State how many lines contain the string "Lumetri", and write nothing else.

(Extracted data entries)
::::::
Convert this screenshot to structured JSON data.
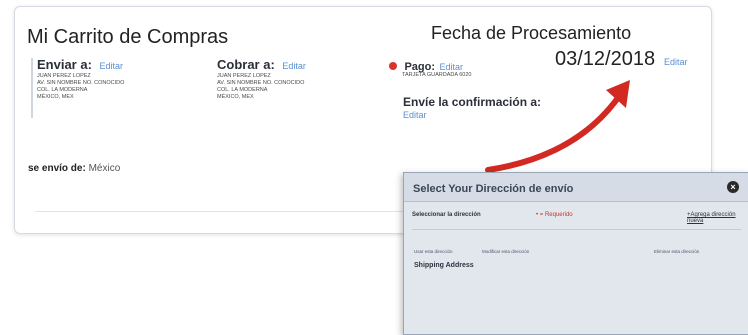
{
  "cart": {
    "title": "Mi Carrito de Compras",
    "processing_title": "Fecha de Procesamiento",
    "processing_date": "03/12/2018",
    "edit_label": "Editar",
    "ship_to": {
      "label": "Enviar a:",
      "edit": "Editar",
      "lines": [
        "JUAN PEREZ LOPEZ",
        "AV. SIN NOMBRE No. CONOCIDO",
        "COL. LA MODERNA",
        "MÉXICO, MEX"
      ]
    },
    "bill_to": {
      "label": "Cobrar a:",
      "edit": "Editar",
      "lines": [
        "JUAN PEREZ LOPEZ",
        "AV. SIN NOMBRE No. CONOCIDO",
        "COL. LA MODERNA",
        "MÉXICO, MEX"
      ]
    },
    "payment": {
      "label": "Pago:",
      "edit": "Editar",
      "detail": "TARJETA GUARDADA 6020"
    },
    "confirmation": {
      "label": "Envíe la confirmación a:",
      "edit": "Editar"
    },
    "shipped_from": {
      "label": "se envío de:",
      "value": "México"
    }
  },
  "modal": {
    "title": "Select Your Dirección de envío",
    "close": "×",
    "select_label": "Seleccionar la dirección",
    "required": "• = Requerido",
    "add_address": "+Agrega dirección nueva",
    "use_address": "Usar esta dirección",
    "edit_address": "Modificar esta dirección",
    "delete_address": "Eliminar esta dirección",
    "shipping_address": "Shipping Address"
  },
  "colors": {
    "accent_link": "#5a8fd0",
    "arrow_red": "#d22a22",
    "status_dot": "#d9342b"
  }
}
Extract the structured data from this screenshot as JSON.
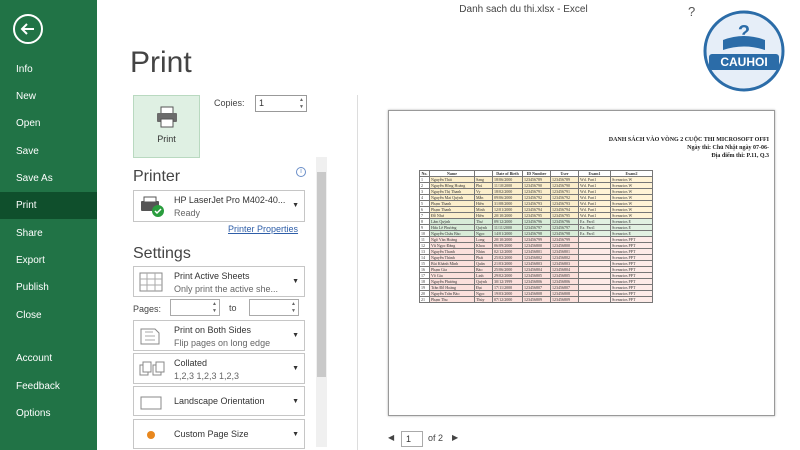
{
  "window": {
    "title": "Danh sach du thi.xlsx  -  Excel",
    "help": "?"
  },
  "sidebar": {
    "items": [
      {
        "label": "Info"
      },
      {
        "label": "New"
      },
      {
        "label": "Open"
      },
      {
        "label": "Save"
      },
      {
        "label": "Save As"
      },
      {
        "label": "Print",
        "active": true
      },
      {
        "label": "Share"
      },
      {
        "label": "Export"
      },
      {
        "label": "Publish"
      },
      {
        "label": "Close"
      },
      {
        "label": "Account"
      },
      {
        "label": "Feedback"
      },
      {
        "label": "Options"
      }
    ]
  },
  "logo": {
    "text": "CAUHOI"
  },
  "print": {
    "heading": "Print",
    "button_label": "Print",
    "copies_label": "Copies:",
    "copies_value": "1"
  },
  "printer": {
    "section_title": "Printer",
    "name": "HP LaserJet Pro M402-40...",
    "status": "Ready",
    "properties_link": "Printer Properties"
  },
  "settings": {
    "section_title": "Settings",
    "active_sheets": {
      "title": "Print Active Sheets",
      "subtitle": "Only print the active she..."
    },
    "pages_label": "Pages:",
    "to_label": "to",
    "sides": {
      "title": "Print on Both Sides",
      "subtitle": "Flip pages on long edge"
    },
    "collated": {
      "title": "Collated",
      "subtitle": "1,2,3    1,2,3    1,2,3"
    },
    "orientation": {
      "title": "Landscape Orientation"
    },
    "page_size": {
      "title": "Custom Page Size"
    }
  },
  "preview": {
    "doc_title": "DANH SÁCH VÀO VÒNG 2 CUỘC THI MICROSOFT OFFI",
    "doc_date": "Ngày thi: Chủ Nhật ngày 07-06-",
    "doc_place": "Địa điểm thi: P.11, Q.3",
    "headers": [
      "No.",
      "Name",
      "",
      "Date of Birth",
      "ID Number",
      "User",
      "Exam1",
      "Exam2"
    ],
    "rows": [
      [
        "1",
        "Nguyễn Thái",
        "Sang",
        "18/06/2000",
        "123456789",
        "123456789",
        "Wd. Part1",
        "Scenarios W"
      ],
      [
        "2",
        "Nguyễn Hồng Hoàng",
        "Phú",
        "11/10/2000",
        "123456790",
        "123456790",
        "Wd. Part1",
        "Scenarios W"
      ],
      [
        "3",
        "Nguyễn Thị Thanh",
        "Vy",
        "18/02/2000",
        "123456791",
        "123456791",
        "Wd. Part1",
        "Scenarios W"
      ],
      [
        "4",
        "Nguyễn Mai Quỳnh",
        "Mẫn",
        "09/06/2000",
        "123456792",
        "123456792",
        "Wd. Part1",
        "Scenarios W"
      ],
      [
        "5",
        "Phạm Thanh",
        "Hiền",
        "31/08/2000",
        "123456793",
        "123456793",
        "Wd. Part1",
        "Scenarios W"
      ],
      [
        "6",
        "Phạm Thanh",
        "Minh",
        "12/01/2000",
        "123456794",
        "123456794",
        "Wd. Part1",
        "Scenarios W"
      ],
      [
        "7",
        "Đỗ Như",
        "Hiền",
        "20/10/2000",
        "123456795",
        "123456795",
        "Wd. Part1",
        "Scenarios W"
      ],
      [
        "8",
        "Lâm Quỳnh",
        "Thư",
        "09/12/2000",
        "123456796",
        "123456796",
        "Ex. Part1",
        "Scenarios E"
      ],
      [
        "9",
        "Hứa Lê Phương",
        "Quỳnh",
        "11/11/2000",
        "123456797",
        "123456797",
        "Ex. Part1",
        "Scenarios E"
      ],
      [
        "10",
        "Nguyễn Châu Bảo",
        "Ngọc",
        "14/01/2000",
        "123456798",
        "123456798",
        "Ex. Part1",
        "Scenarios E"
      ],
      [
        "11",
        "Ngô Văn Hoàng",
        "Long",
        "20/10/2000",
        "123456799",
        "123456799",
        "",
        "Scenarios PPT"
      ],
      [
        "12",
        "Vũ Ngọc Đăng",
        "Khoa",
        "06/09/2000",
        "123456800",
        "123456800",
        "",
        "Scenarios PPT"
      ],
      [
        "13",
        "Nguyễn Thanh",
        "Nhàn",
        "02/12/2000",
        "123456801",
        "123456801",
        "",
        "Scenarios PPT"
      ],
      [
        "14",
        "Nguyễn Thành",
        "Phát",
        "25/02/2000",
        "123456802",
        "123456802",
        "",
        "Scenarios PPT"
      ],
      [
        "15",
        "Bùi Khánh Minh",
        "Quân",
        "21/03/2000",
        "123456803",
        "123456803",
        "",
        "Scenarios PPT"
      ],
      [
        "16",
        "Phạm Gia",
        "Bảo",
        "25/06/2000",
        "123456804",
        "123456804",
        "",
        "Scenarios PPT"
      ],
      [
        "17",
        "Võ Gia",
        "Linh",
        "29/02/2000",
        "123456805",
        "123456805",
        "",
        "Scenarios PPT"
      ],
      [
        "18",
        "Nguyễn Phương",
        "Quỳnh",
        "30/12/1999",
        "123456806",
        "123456806",
        "",
        "Scenarios PPT"
      ],
      [
        "19",
        "Trần Đỗ Hoàng",
        "Đạt",
        "17/11/2000",
        "123456807",
        "123456807",
        "",
        "Scenarios PPT"
      ],
      [
        "20",
        "Nguyễn Trần Bảo",
        "Ngọc",
        "19/03/2000",
        "123456808",
        "123456808",
        "",
        "Scenarios PPT"
      ],
      [
        "21",
        "Phạm Thu",
        "Thủy",
        "07/12/2000",
        "123456809",
        "123456809",
        "",
        "Scenarios PPT"
      ]
    ],
    "page_current": "1",
    "page_total_label": "of 2"
  },
  "colors": {
    "sidebar": "#217346",
    "sidebar_active": "#0f4f2c",
    "print_button": "#dff0e3"
  }
}
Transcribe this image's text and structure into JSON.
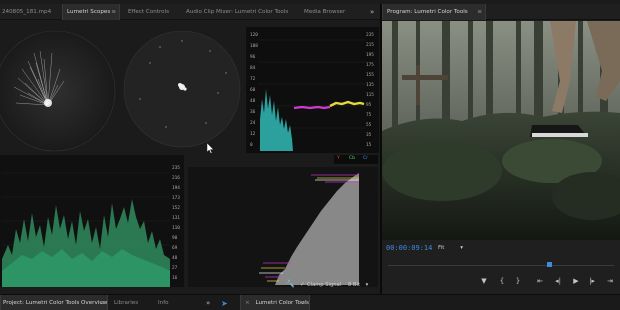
{
  "left_panel": {
    "tabs": [
      {
        "label": "240805_181.mp4"
      },
      {
        "label": "Lumetri Scopes",
        "active": true
      },
      {
        "label": "Effect Controls"
      },
      {
        "label": "Audio Clip Mixer: Lumetri Color Tools"
      },
      {
        "label": "Media Browser"
      }
    ],
    "overflow_label": "»"
  },
  "scopes": {
    "histogram_ticks": [
      "120",
      "108",
      "96",
      "84",
      "72",
      "60",
      "48",
      "36",
      "24",
      "12",
      "0"
    ],
    "histogram_right_ticks": [
      "235",
      "215",
      "195",
      "175",
      "155",
      "135",
      "115",
      "95",
      "75",
      "55",
      "35",
      "15"
    ],
    "waveform_ticks": [
      "235",
      "216",
      "194",
      "173",
      "152",
      "131",
      "110",
      "90",
      "69",
      "48",
      "27",
      "16"
    ],
    "parade_labels": [
      "Y",
      "Cb",
      "Cr"
    ],
    "clamp_signal_label": "Clamp Signal",
    "clamp_signal_checked": true,
    "bit_depth": "8 Bit"
  },
  "program_panel": {
    "title": "Program: Lumetri Color Tools",
    "timecode": "00:00:09:14",
    "fit_label": "Fit",
    "playhead_fraction": 0.72
  },
  "bottom": {
    "project_tab": "Project: Lumetri Color Tools Overview",
    "libraries_tab": "Libraries",
    "info_tab": "Info",
    "timeline_tab": "Lumetri Color Tools"
  },
  "colors": {
    "accent_blue": "#3d8be0",
    "waveform_green": "#3fd08a",
    "histogram_cyan": "#35c6c0",
    "histogram_magenta": "#cf3bd3",
    "histogram_yellow": "#e3d93a"
  }
}
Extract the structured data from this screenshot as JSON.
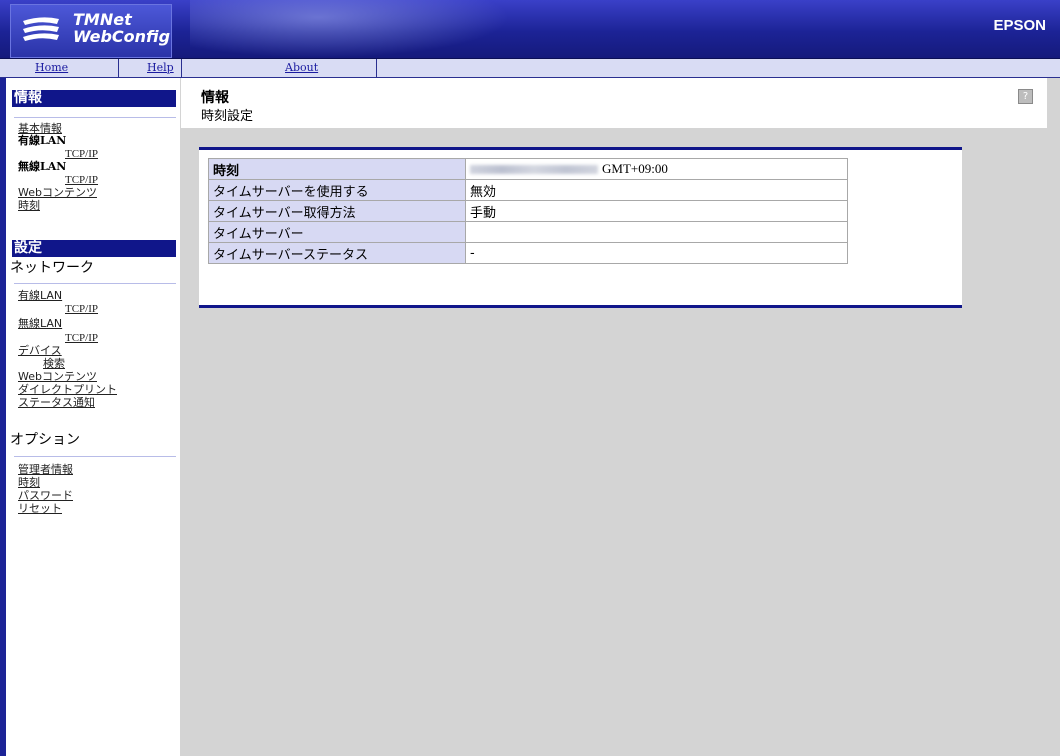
{
  "header": {
    "logo_line1": "TMNet",
    "logo_line2": "WebConfig",
    "brand": "EPSON"
  },
  "nav": {
    "home": "Home",
    "help": "Help",
    "about": "About"
  },
  "sidebar": {
    "info_heading": "情報",
    "info_items": {
      "basic_info": "基本情報",
      "wired_lan": "有線LAN",
      "wired_tcpip": "TCP/IP",
      "wireless_lan": "無線LAN",
      "wireless_tcpip": "TCP/IP",
      "web_contents": "Webコンテンツ",
      "time": "時刻"
    },
    "settings_heading": "設定",
    "network_label": "ネットワーク",
    "network_items": {
      "wired_lan": "有線LAN",
      "wired_tcpip": "TCP/IP",
      "wireless_lan": "無線LAN",
      "wireless_tcpip": "TCP/IP",
      "device": "デバイス",
      "search": "検索",
      "web_contents": "Webコンテンツ",
      "direct_print": "ダイレクトプリント",
      "status_notify": "ステータス通知"
    },
    "options_label": "オプション",
    "option_items": {
      "admin_info": "管理者情報",
      "time": "時刻",
      "password": "パスワード",
      "reset": "リセット"
    }
  },
  "content": {
    "title": "情報",
    "subtitle": "時刻設定",
    "help_icon": "?"
  },
  "table": {
    "rows": [
      {
        "label": "時刻",
        "value": "GMT+09:00"
      },
      {
        "label": "タイムサーバーを使用する",
        "value": "無効"
      },
      {
        "label": "タイムサーバー取得方法",
        "value": "手動"
      },
      {
        "label": "タイムサーバー",
        "value": ""
      },
      {
        "label": "タイムサーバーステータス",
        "value": "-"
      }
    ]
  }
}
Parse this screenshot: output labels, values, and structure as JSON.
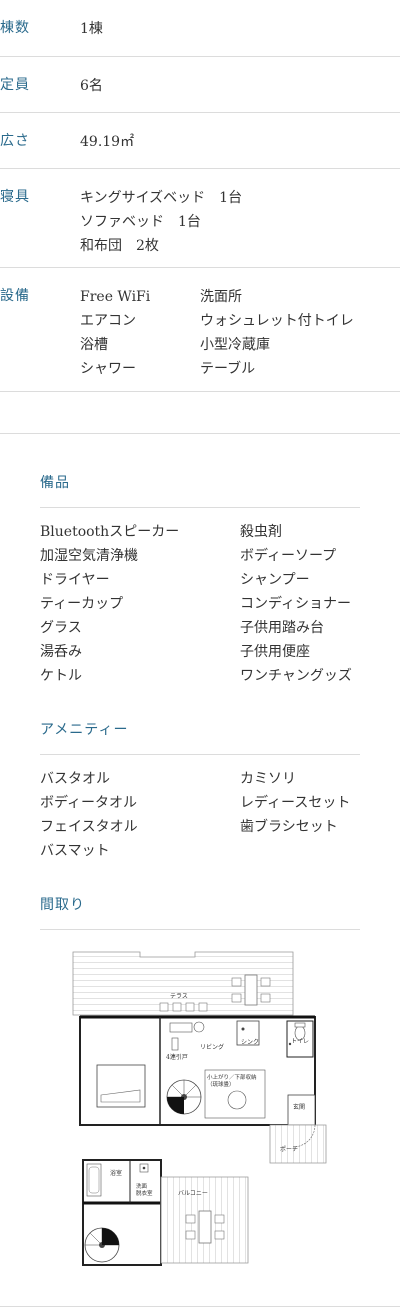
{
  "specs": {
    "building": {
      "label": "棟数",
      "value": "1棟"
    },
    "capacity": {
      "label": "定員",
      "value": "6名"
    },
    "area": {
      "label": "広さ",
      "value": "49.19㎡"
    },
    "bedding": {
      "label": "寝具",
      "lines": [
        "キングサイズベッド　1台",
        "ソファベッド　1台",
        "和布団　2枚"
      ]
    },
    "facilities": {
      "label": "設備",
      "col1": [
        "Free WiFi",
        "エアコン",
        "浴槽",
        "シャワー"
      ],
      "col2": [
        "洗面所",
        "ウォシュレット付トイレ",
        "小型冷蔵庫",
        "テーブル"
      ]
    }
  },
  "amenities_section": {
    "title": "備品",
    "col1": [
      "Bluetoothスピーカー",
      "加湿空気清浄機",
      "ドライヤー",
      "ティーカップ",
      "グラス",
      "湯呑み",
      "ケトル"
    ],
    "col2": [
      "殺虫剤",
      "ボディーソープ",
      "シャンプー",
      "コンディショナー",
      "子供用踏み台",
      "子供用便座",
      "ワンチャングッズ"
    ]
  },
  "toiletries_section": {
    "title": "アメニティー",
    "col1": [
      "バスタオル",
      "ボディータオル",
      "フェイスタオル",
      "バスマット"
    ],
    "col2": [
      "カミソリ",
      "レディースセット",
      "歯ブラシセット"
    ]
  },
  "floorplan_section": {
    "title": "間取り",
    "labels": {
      "terrace": "テラス",
      "living": "リビング",
      "sink": "シンク",
      "toilet": "トイレ",
      "sliding_door": "4連引戸",
      "raised_floor_1": "小上がり／下部収納",
      "raised_floor_2": "（琉球畳）",
      "entrance": "玄関",
      "porch": "ポーチ",
      "bathroom": "浴室",
      "washroom_1": "洗面",
      "washroom_2": "脱衣室",
      "balcony": "バルコニー"
    }
  }
}
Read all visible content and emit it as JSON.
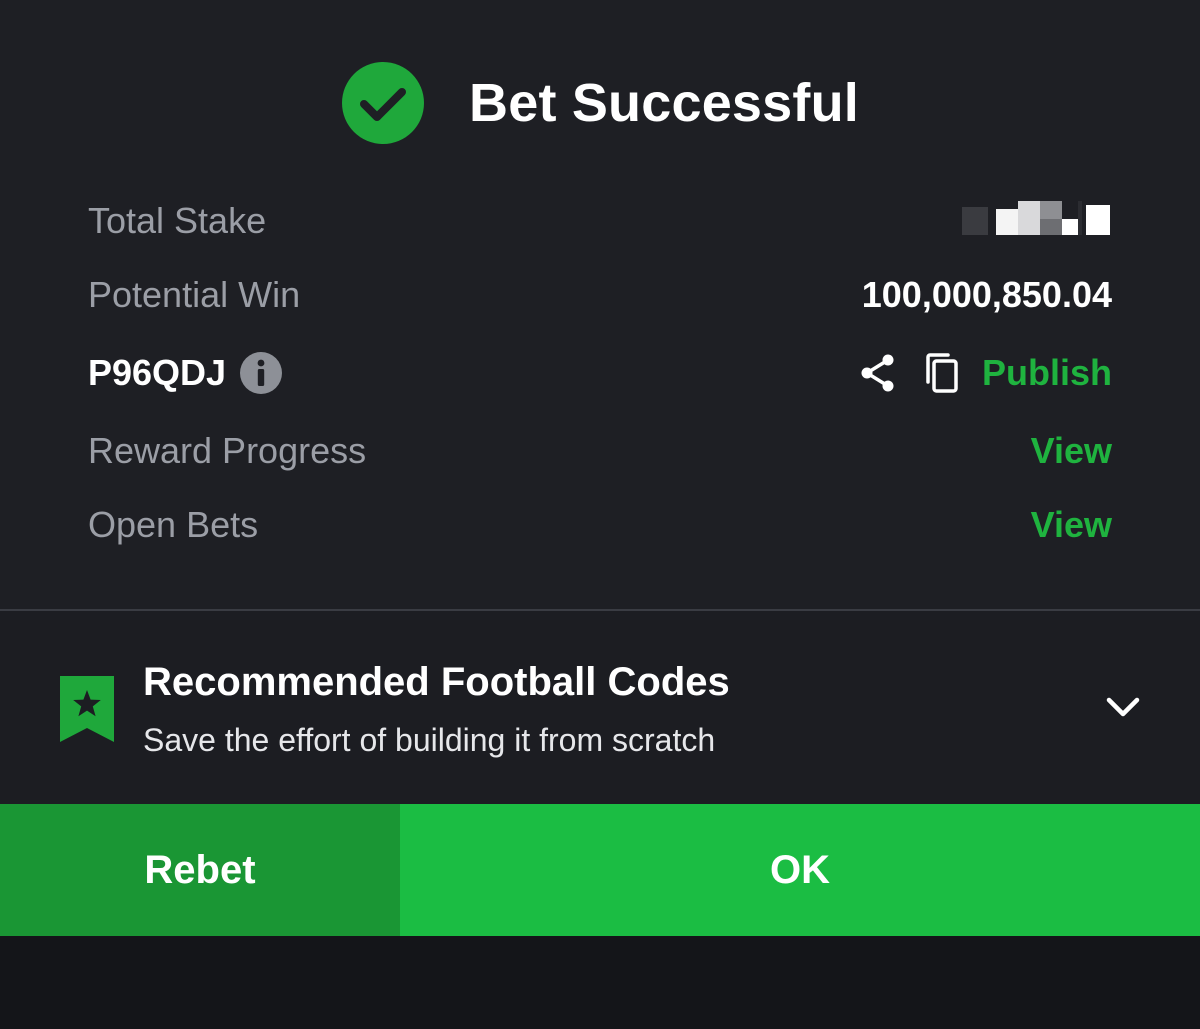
{
  "header": {
    "title": "Bet Successful",
    "icon": "check-circle-icon",
    "icon_color": "#1fa83b"
  },
  "details": {
    "total_stake": {
      "label": "Total Stake",
      "value_redacted": true
    },
    "potential_win": {
      "label": "Potential Win",
      "value": "100,000,850.04"
    },
    "booking": {
      "code": "P96QDJ",
      "icons": [
        "info-icon",
        "share-icon",
        "copy-icon"
      ],
      "publish_label": "Publish"
    },
    "reward_progress": {
      "label": "Reward Progress",
      "link": "View"
    },
    "open_bets": {
      "label": "Open Bets",
      "link": "View"
    }
  },
  "recommended": {
    "icon": "bookmark-star-icon",
    "title": "Recommended Football Codes",
    "subtitle": "Save the effort of building it from scratch",
    "toggle_icon": "chevron-down-icon"
  },
  "actions": {
    "rebet_label": "Rebet",
    "ok_label": "OK"
  },
  "colors": {
    "accent_green": "#1fb33f",
    "rebet_bg": "#1a9634",
    "ok_bg": "#1bbd43",
    "panel_bg": "#1e1f24"
  }
}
::::::
> TASK RESULT:
5